TO DO.
Would you output the whole listing below, exactly as it reads?

PROVIDED RECORDS.
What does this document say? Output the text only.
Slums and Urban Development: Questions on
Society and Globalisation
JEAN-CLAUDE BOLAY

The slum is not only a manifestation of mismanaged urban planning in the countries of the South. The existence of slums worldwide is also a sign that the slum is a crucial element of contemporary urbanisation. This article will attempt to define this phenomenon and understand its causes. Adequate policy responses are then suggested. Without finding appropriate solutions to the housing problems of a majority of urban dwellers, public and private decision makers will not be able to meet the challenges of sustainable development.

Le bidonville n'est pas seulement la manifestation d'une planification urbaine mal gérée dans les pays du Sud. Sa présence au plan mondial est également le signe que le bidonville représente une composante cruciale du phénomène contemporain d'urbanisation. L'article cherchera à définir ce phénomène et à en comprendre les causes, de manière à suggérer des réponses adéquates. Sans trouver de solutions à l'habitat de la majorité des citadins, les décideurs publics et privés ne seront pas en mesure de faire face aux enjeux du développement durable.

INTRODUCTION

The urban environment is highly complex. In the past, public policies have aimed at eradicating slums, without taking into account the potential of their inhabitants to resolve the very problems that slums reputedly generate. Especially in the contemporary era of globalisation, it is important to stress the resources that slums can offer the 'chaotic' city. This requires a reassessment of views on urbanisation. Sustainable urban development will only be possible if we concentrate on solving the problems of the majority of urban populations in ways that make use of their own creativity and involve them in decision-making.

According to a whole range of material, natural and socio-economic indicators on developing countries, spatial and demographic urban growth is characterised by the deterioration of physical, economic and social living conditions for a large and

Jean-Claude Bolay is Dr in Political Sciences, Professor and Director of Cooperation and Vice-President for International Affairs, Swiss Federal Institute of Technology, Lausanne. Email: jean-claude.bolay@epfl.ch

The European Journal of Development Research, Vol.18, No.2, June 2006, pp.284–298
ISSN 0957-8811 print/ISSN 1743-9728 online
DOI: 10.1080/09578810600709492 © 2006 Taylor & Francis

TASK RESULT.
What does this document say? Output the text only.
Slums and Urban Development: Questions on
Society and Globalisation
JEAN-CLAUDE BOLAY

The slum is not only a manifestation of mismanaged urban planning in the countries of the South. The existence of slums worldwide is also a sign that the slum is a crucial element of contemporary urbanisation. This article will attempt to define this phenomenon and understand its causes. Adequate policy responses are then suggested. Without finding appropriate solutions to the housing problems of a majority of urban dwellers, public and private decision makers will not be able to meet the challenges of sustainable development.

Le bidonville n'est pas seulement la manifestation d'une planification urbaine mal gérée dans les pays du Sud. Sa présence au plan mondial est également le signe que le bidonville représente une composante cruciale du phénomène contemporain d'urbanisation. L'article cherchera à définir ce phénomène et à en comprendre les causes, de manière à suggérer des réponses adéquates. Sans trouver de solutions à l'habitat de la majorité des citadins, les décideurs publics et privés ne seront pas en mesure de faire face aux enjeux du développement durable.

INTRODUCTION

The urban environment is highly complex. In the past, public policies have aimed at eradicating slums, without taking into account the potential of their inhabitants to resolve the very problems that slums reputedly generate. Especially in the contemporary era of globalisation, it is important to stress the resources that slums can offer the 'chaotic' city. This requires a reassessment of views on urbanisation. Sustainable urban development will only be possible if we concentrate on solving the problems of the majority of urban populations in ways that make use of their own creativity and involve them in decision-making.

According to a whole range of material, natural and socio-economic indicators on developing countries, spatial and demographic urban growth is characterised by the deterioration of physical, economic and social living conditions for a large and

Jean-Claude Bolay is Dr in Political Sciences, Professor and Director of Cooperation and Vice-President for International Affairs, Swiss Federal Institute of Technology, Lausanne. Email: jean-claude.bolay@epfl.ch

The European Journal of Development Research, Vol.18, No.2, June 2006, pp.284–298
ISSN 0957-8811 print/ISSN 1743-9728 online
DOI: 10.1080/09578810600709492 © 2006 Taylor & Francis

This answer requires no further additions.